_TO DO:_ Repeat every record below exactly, omitting any pictures.

_Items from a dataset:_
++++++++++++++++++++
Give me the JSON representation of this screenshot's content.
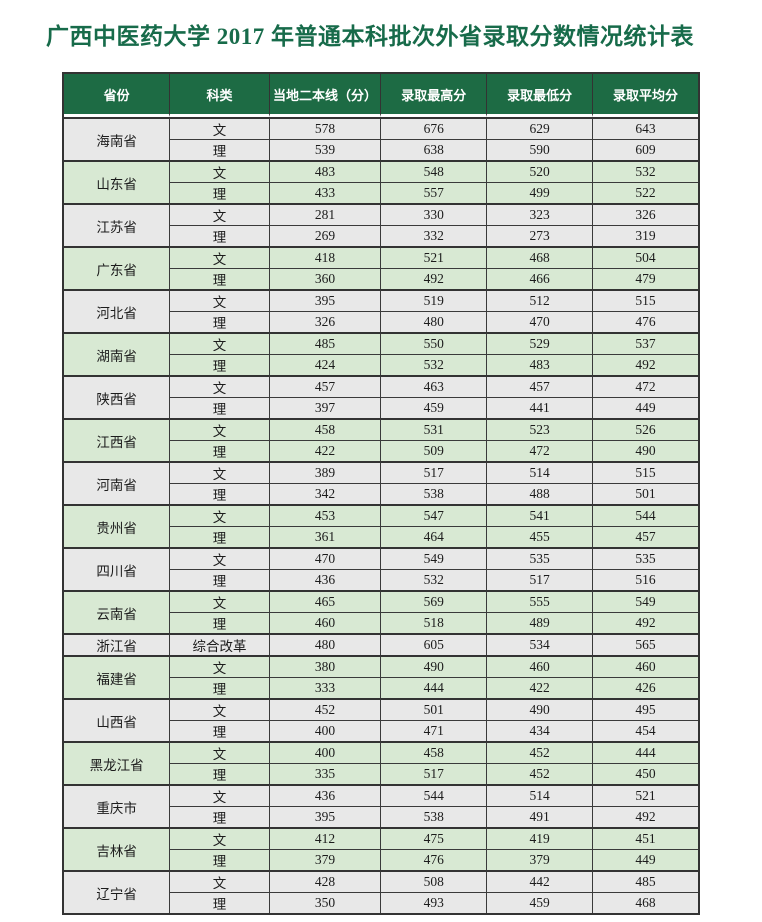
{
  "title": "广西中医药大学 2017 年普通本科批次外省录取分数情况统计表",
  "colors": {
    "header_bg": "#1d6b44",
    "header_text": "#ffffff",
    "title_text": "#176b4a",
    "row_gray": "#e8e8e8",
    "row_green": "#d8e9d3",
    "border": "#333333"
  },
  "table": {
    "headers": [
      "省份",
      "科类",
      "当地二本线（分）",
      "录取最高分",
      "录取最低分",
      "录取平均分"
    ],
    "groups": [
      {
        "province": "海南省",
        "tint": "gray",
        "rows": [
          [
            "文",
            578,
            676,
            629,
            643
          ],
          [
            "理",
            539,
            638,
            590,
            609
          ]
        ]
      },
      {
        "province": "山东省",
        "tint": "green",
        "rows": [
          [
            "文",
            483,
            548,
            520,
            532
          ],
          [
            "理",
            433,
            557,
            499,
            522
          ]
        ]
      },
      {
        "province": "江苏省",
        "tint": "gray",
        "rows": [
          [
            "文",
            281,
            330,
            323,
            326
          ],
          [
            "理",
            269,
            332,
            273,
            319
          ]
        ]
      },
      {
        "province": "广东省",
        "tint": "green",
        "rows": [
          [
            "文",
            418,
            521,
            468,
            504
          ],
          [
            "理",
            360,
            492,
            466,
            479
          ]
        ]
      },
      {
        "province": "河北省",
        "tint": "gray",
        "rows": [
          [
            "文",
            395,
            519,
            512,
            515
          ],
          [
            "理",
            326,
            480,
            470,
            476
          ]
        ]
      },
      {
        "province": "湖南省",
        "tint": "green",
        "rows": [
          [
            "文",
            485,
            550,
            529,
            537
          ],
          [
            "理",
            424,
            532,
            483,
            492
          ]
        ]
      },
      {
        "province": "陕西省",
        "tint": "gray",
        "rows": [
          [
            "文",
            457,
            463,
            457,
            472
          ],
          [
            "理",
            397,
            459,
            441,
            449
          ]
        ]
      },
      {
        "province": "江西省",
        "tint": "green",
        "rows": [
          [
            "文",
            458,
            531,
            523,
            526
          ],
          [
            "理",
            422,
            509,
            472,
            490
          ]
        ]
      },
      {
        "province": "河南省",
        "tint": "gray",
        "rows": [
          [
            "文",
            389,
            517,
            514,
            515
          ],
          [
            "理",
            342,
            538,
            488,
            501
          ]
        ]
      },
      {
        "province": "贵州省",
        "tint": "green",
        "rows": [
          [
            "文",
            453,
            547,
            541,
            544
          ],
          [
            "理",
            361,
            464,
            455,
            457
          ]
        ]
      },
      {
        "province": "四川省",
        "tint": "gray",
        "rows": [
          [
            "文",
            470,
            549,
            535,
            535
          ],
          [
            "理",
            436,
            532,
            517,
            516
          ]
        ]
      },
      {
        "province": "云南省",
        "tint": "green",
        "rows": [
          [
            "文",
            465,
            569,
            555,
            549
          ],
          [
            "理",
            460,
            518,
            489,
            492
          ]
        ]
      },
      {
        "province": "浙江省",
        "tint": "gray",
        "rows": [
          [
            "综合改革",
            480,
            605,
            534,
            565
          ]
        ]
      },
      {
        "province": "福建省",
        "tint": "green",
        "rows": [
          [
            "文",
            380,
            490,
            460,
            460
          ],
          [
            "理",
            333,
            444,
            422,
            426
          ]
        ]
      },
      {
        "province": "山西省",
        "tint": "gray",
        "rows": [
          [
            "文",
            452,
            501,
            490,
            495
          ],
          [
            "理",
            400,
            471,
            434,
            454
          ]
        ]
      },
      {
        "province": "黑龙江省",
        "tint": "green",
        "rows": [
          [
            "文",
            400,
            458,
            452,
            444
          ],
          [
            "理",
            335,
            517,
            452,
            450
          ]
        ]
      },
      {
        "province": "重庆市",
        "tint": "gray",
        "rows": [
          [
            "文",
            436,
            544,
            514,
            521
          ],
          [
            "理",
            395,
            538,
            491,
            492
          ]
        ]
      },
      {
        "province": "吉林省",
        "tint": "green",
        "rows": [
          [
            "文",
            412,
            475,
            419,
            451
          ],
          [
            "理",
            379,
            476,
            379,
            449
          ]
        ]
      },
      {
        "province": "辽宁省",
        "tint": "gray",
        "rows": [
          [
            "文",
            428,
            508,
            442,
            485
          ],
          [
            "理",
            350,
            493,
            459,
            468
          ]
        ]
      }
    ]
  }
}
++++++++++++++++++++
_THE COMPLETED TASK:_
Give me the JSON representation of this screenshot's content.
{
  "title": "广西中医药大学 2017 年普通本科批次外省录取分数情况统计表",
  "colors": {
    "header_bg": "#1d6b44",
    "header_text": "#ffffff",
    "title_text": "#176b4a",
    "row_gray": "#e8e8e8",
    "row_green": "#d8e9d3",
    "border": "#333333"
  },
  "table": {
    "headers": [
      "省份",
      "科类",
      "当地二本线（分）",
      "录取最高分",
      "录取最低分",
      "录取平均分"
    ],
    "groups": [
      {
        "province": "海南省",
        "tint": "gray",
        "rows": [
          [
            "文",
            578,
            676,
            629,
            643
          ],
          [
            "理",
            539,
            638,
            590,
            609
          ]
        ]
      },
      {
        "province": "山东省",
        "tint": "green",
        "rows": [
          [
            "文",
            483,
            548,
            520,
            532
          ],
          [
            "理",
            433,
            557,
            499,
            522
          ]
        ]
      },
      {
        "province": "江苏省",
        "tint": "gray",
        "rows": [
          [
            "文",
            281,
            330,
            323,
            326
          ],
          [
            "理",
            269,
            332,
            273,
            319
          ]
        ]
      },
      {
        "province": "广东省",
        "tint": "green",
        "rows": [
          [
            "文",
            418,
            521,
            468,
            504
          ],
          [
            "理",
            360,
            492,
            466,
            479
          ]
        ]
      },
      {
        "province": "河北省",
        "tint": "gray",
        "rows": [
          [
            "文",
            395,
            519,
            512,
            515
          ],
          [
            "理",
            326,
            480,
            470,
            476
          ]
        ]
      },
      {
        "province": "湖南省",
        "tint": "green",
        "rows": [
          [
            "文",
            485,
            550,
            529,
            537
          ],
          [
            "理",
            424,
            532,
            483,
            492
          ]
        ]
      },
      {
        "province": "陕西省",
        "tint": "gray",
        "rows": [
          [
            "文",
            457,
            463,
            457,
            472
          ],
          [
            "理",
            397,
            459,
            441,
            449
          ]
        ]
      },
      {
        "province": "江西省",
        "tint": "green",
        "rows": [
          [
            "文",
            458,
            531,
            523,
            526
          ],
          [
            "理",
            422,
            509,
            472,
            490
          ]
        ]
      },
      {
        "province": "河南省",
        "tint": "gray",
        "rows": [
          [
            "文",
            389,
            517,
            514,
            515
          ],
          [
            "理",
            342,
            538,
            488,
            501
          ]
        ]
      },
      {
        "province": "贵州省",
        "tint": "green",
        "rows": [
          [
            "文",
            453,
            547,
            541,
            544
          ],
          [
            "理",
            361,
            464,
            455,
            457
          ]
        ]
      },
      {
        "province": "四川省",
        "tint": "gray",
        "rows": [
          [
            "文",
            470,
            549,
            535,
            535
          ],
          [
            "理",
            436,
            532,
            517,
            516
          ]
        ]
      },
      {
        "province": "云南省",
        "tint": "green",
        "rows": [
          [
            "文",
            465,
            569,
            555,
            549
          ],
          [
            "理",
            460,
            518,
            489,
            492
          ]
        ]
      },
      {
        "province": "浙江省",
        "tint": "gray",
        "rows": [
          [
            "综合改革",
            480,
            605,
            534,
            565
          ]
        ]
      },
      {
        "province": "福建省",
        "tint": "green",
        "rows": [
          [
            "文",
            380,
            490,
            460,
            460
          ],
          [
            "理",
            333,
            444,
            422,
            426
          ]
        ]
      },
      {
        "province": "山西省",
        "tint": "gray",
        "rows": [
          [
            "文",
            452,
            501,
            490,
            495
          ],
          [
            "理",
            400,
            471,
            434,
            454
          ]
        ]
      },
      {
        "province": "黑龙江省",
        "tint": "green",
        "rows": [
          [
            "文",
            400,
            458,
            452,
            444
          ],
          [
            "理",
            335,
            517,
            452,
            450
          ]
        ]
      },
      {
        "province": "重庆市",
        "tint": "gray",
        "rows": [
          [
            "文",
            436,
            544,
            514,
            521
          ],
          [
            "理",
            395,
            538,
            491,
            492
          ]
        ]
      },
      {
        "province": "吉林省",
        "tint": "green",
        "rows": [
          [
            "文",
            412,
            475,
            419,
            451
          ],
          [
            "理",
            379,
            476,
            379,
            449
          ]
        ]
      },
      {
        "province": "辽宁省",
        "tint": "gray",
        "rows": [
          [
            "文",
            428,
            508,
            442,
            485
          ],
          [
            "理",
            350,
            493,
            459,
            468
          ]
        ]
      }
    ]
  }
}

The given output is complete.